--- INPUT DATA ---
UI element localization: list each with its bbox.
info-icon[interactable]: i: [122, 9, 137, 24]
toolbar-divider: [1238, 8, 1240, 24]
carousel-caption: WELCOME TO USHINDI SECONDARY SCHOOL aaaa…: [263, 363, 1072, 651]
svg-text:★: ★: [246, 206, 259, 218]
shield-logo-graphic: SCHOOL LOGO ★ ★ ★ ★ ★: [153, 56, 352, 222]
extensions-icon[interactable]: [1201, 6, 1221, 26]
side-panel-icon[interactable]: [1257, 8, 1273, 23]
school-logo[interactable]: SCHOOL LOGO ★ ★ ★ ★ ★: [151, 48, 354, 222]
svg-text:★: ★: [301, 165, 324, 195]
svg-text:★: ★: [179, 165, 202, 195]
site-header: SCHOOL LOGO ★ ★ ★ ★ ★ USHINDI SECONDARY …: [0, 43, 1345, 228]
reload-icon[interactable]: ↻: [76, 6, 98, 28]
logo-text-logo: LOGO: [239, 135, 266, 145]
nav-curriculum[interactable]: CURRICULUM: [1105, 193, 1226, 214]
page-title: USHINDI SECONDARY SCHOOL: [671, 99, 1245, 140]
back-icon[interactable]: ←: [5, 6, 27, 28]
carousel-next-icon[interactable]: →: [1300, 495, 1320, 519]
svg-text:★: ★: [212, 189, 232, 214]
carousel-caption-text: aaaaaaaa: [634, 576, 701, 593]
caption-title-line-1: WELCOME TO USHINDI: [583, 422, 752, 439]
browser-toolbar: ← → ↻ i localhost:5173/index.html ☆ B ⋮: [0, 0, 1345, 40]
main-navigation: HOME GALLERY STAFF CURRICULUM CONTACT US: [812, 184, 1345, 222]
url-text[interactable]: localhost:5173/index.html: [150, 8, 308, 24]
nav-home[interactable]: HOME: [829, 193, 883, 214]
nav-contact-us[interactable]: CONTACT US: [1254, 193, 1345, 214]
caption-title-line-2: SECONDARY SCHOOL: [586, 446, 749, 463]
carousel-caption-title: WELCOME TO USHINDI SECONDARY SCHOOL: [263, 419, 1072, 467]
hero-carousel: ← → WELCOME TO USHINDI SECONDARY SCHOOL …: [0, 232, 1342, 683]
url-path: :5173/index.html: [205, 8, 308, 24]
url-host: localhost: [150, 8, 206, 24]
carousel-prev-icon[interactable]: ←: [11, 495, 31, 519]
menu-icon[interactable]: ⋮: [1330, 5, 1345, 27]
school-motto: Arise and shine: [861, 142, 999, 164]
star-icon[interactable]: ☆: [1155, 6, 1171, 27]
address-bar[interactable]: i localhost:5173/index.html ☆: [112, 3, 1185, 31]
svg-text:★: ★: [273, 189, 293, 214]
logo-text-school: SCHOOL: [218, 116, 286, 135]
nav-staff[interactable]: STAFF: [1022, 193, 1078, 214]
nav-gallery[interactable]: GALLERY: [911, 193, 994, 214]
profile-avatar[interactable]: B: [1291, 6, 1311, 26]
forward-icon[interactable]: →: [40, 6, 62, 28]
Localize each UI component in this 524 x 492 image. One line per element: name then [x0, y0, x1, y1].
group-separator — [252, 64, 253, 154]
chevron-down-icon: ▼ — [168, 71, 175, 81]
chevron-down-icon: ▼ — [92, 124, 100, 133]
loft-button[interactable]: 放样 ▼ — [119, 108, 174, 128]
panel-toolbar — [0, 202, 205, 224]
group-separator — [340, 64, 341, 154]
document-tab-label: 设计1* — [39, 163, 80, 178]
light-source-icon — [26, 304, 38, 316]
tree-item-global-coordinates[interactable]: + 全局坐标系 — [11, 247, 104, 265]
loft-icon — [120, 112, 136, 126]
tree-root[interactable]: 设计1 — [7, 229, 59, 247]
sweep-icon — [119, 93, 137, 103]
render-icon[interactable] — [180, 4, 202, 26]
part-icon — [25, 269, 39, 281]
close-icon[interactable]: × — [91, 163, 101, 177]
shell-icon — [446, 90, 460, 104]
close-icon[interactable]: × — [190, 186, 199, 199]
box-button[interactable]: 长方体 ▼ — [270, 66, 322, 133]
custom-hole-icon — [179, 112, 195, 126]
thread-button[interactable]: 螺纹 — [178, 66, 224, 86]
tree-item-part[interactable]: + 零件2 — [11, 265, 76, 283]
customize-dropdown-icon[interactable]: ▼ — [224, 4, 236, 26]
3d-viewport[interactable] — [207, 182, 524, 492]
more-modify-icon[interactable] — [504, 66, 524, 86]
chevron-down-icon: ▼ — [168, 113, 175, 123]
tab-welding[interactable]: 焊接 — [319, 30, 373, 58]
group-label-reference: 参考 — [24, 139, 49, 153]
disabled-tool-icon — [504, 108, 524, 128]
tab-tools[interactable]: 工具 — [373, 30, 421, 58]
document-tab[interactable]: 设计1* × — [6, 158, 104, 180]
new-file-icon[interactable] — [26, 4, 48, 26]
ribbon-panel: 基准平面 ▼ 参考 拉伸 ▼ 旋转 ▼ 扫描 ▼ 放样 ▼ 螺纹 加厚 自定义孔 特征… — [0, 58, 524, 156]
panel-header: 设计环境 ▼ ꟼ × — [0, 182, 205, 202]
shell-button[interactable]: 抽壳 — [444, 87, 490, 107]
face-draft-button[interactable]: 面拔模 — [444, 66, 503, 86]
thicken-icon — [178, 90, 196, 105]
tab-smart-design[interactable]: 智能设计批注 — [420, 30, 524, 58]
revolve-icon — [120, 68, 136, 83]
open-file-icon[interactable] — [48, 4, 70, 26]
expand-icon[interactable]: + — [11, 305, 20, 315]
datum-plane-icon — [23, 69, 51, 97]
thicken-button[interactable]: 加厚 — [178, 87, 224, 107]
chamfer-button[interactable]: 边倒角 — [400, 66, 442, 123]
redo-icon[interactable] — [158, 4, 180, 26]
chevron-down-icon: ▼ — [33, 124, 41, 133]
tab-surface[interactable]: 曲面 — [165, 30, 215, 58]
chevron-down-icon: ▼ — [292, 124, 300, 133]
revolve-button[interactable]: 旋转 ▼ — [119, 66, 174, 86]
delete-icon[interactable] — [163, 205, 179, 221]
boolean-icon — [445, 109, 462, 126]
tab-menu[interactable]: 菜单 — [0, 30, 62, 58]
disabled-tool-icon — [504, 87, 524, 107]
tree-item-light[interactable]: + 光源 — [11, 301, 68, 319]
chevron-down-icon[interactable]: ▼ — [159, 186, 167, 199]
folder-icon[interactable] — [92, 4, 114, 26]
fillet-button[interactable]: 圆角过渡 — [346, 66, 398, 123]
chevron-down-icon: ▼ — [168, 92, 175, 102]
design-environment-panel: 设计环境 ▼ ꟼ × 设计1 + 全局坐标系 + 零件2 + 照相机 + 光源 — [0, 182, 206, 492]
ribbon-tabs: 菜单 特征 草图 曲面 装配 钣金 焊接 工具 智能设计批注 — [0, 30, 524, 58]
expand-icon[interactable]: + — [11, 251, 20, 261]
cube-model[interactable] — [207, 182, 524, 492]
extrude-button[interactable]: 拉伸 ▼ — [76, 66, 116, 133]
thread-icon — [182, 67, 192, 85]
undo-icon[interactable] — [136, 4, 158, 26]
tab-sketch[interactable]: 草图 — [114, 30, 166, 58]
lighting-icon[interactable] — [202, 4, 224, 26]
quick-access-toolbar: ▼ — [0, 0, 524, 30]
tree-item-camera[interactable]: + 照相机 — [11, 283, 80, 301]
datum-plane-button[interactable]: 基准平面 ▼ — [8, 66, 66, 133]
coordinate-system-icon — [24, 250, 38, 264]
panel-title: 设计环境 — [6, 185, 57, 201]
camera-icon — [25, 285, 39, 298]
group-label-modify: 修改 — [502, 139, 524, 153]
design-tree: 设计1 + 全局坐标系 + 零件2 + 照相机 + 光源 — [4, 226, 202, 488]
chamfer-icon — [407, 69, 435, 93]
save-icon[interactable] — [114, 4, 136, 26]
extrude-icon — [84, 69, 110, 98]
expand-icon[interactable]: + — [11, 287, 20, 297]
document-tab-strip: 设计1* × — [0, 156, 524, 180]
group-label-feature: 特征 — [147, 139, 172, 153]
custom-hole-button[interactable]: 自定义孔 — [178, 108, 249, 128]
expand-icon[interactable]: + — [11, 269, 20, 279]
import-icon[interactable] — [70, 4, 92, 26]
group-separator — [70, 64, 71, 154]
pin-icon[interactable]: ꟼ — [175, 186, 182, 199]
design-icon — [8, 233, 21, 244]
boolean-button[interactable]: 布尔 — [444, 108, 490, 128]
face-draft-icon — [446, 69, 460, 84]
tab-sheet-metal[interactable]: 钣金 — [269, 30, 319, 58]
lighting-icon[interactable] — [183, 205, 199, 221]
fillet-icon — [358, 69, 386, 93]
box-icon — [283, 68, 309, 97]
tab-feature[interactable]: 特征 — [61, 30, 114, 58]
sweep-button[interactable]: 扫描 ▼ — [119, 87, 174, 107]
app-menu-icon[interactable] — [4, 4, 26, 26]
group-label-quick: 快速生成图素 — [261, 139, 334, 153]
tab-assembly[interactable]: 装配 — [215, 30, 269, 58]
---
- GIVEN EXERCISE -
Copy the data from its first line through the line containing "browser-toolbar: ← →", both ends included, replacing each "svg-text" with "star-glyph" and leaving everything else unchanged.

- RESULT FOR THIS TASK -
UI element localization: list each with its bbox.
info-icon[interactable]: i: [122, 9, 137, 24]
toolbar-divider: [1238, 8, 1240, 24]
carousel-caption: WELCOME TO USHINDI SECONDARY SCHOOL aaaa…: [263, 363, 1072, 651]
star-glyph:★: ★: [246, 206, 259, 218]
shield-logo-graphic: SCHOOL LOGO ★ ★ ★ ★ ★: [153, 56, 352, 222]
extensions-icon[interactable]: [1201, 6, 1221, 26]
side-panel-icon[interactable]: [1257, 8, 1273, 23]
school-logo[interactable]: SCHOOL LOGO ★ ★ ★ ★ ★: [151, 48, 354, 222]
star-glyph:★: ★: [301, 165, 324, 195]
star-glyph:★: ★: [179, 165, 202, 195]
site-header: SCHOOL LOGO ★ ★ ★ ★ ★ USHINDI SECONDARY …: [0, 43, 1345, 228]
reload-icon[interactable]: ↻: [76, 6, 98, 28]
logo-text-logo: LOGO: [239, 135, 266, 145]
nav-curriculum[interactable]: CURRICULUM: [1105, 193, 1226, 214]
page-title: USHINDI SECONDARY SCHOOL: [671, 99, 1245, 140]
back-icon[interactable]: ←: [5, 6, 27, 28]
carousel-next-icon[interactable]: →: [1300, 495, 1320, 519]
star-glyph:★: ★: [212, 189, 232, 214]
carousel-caption-text: aaaaaaaa: [634, 576, 701, 593]
caption-title-line-1: WELCOME TO USHINDI: [583, 422, 752, 439]
browser-toolbar: ← → ↻ i localhost:5173/index.html ☆ B ⋮: [0, 0, 1345, 40]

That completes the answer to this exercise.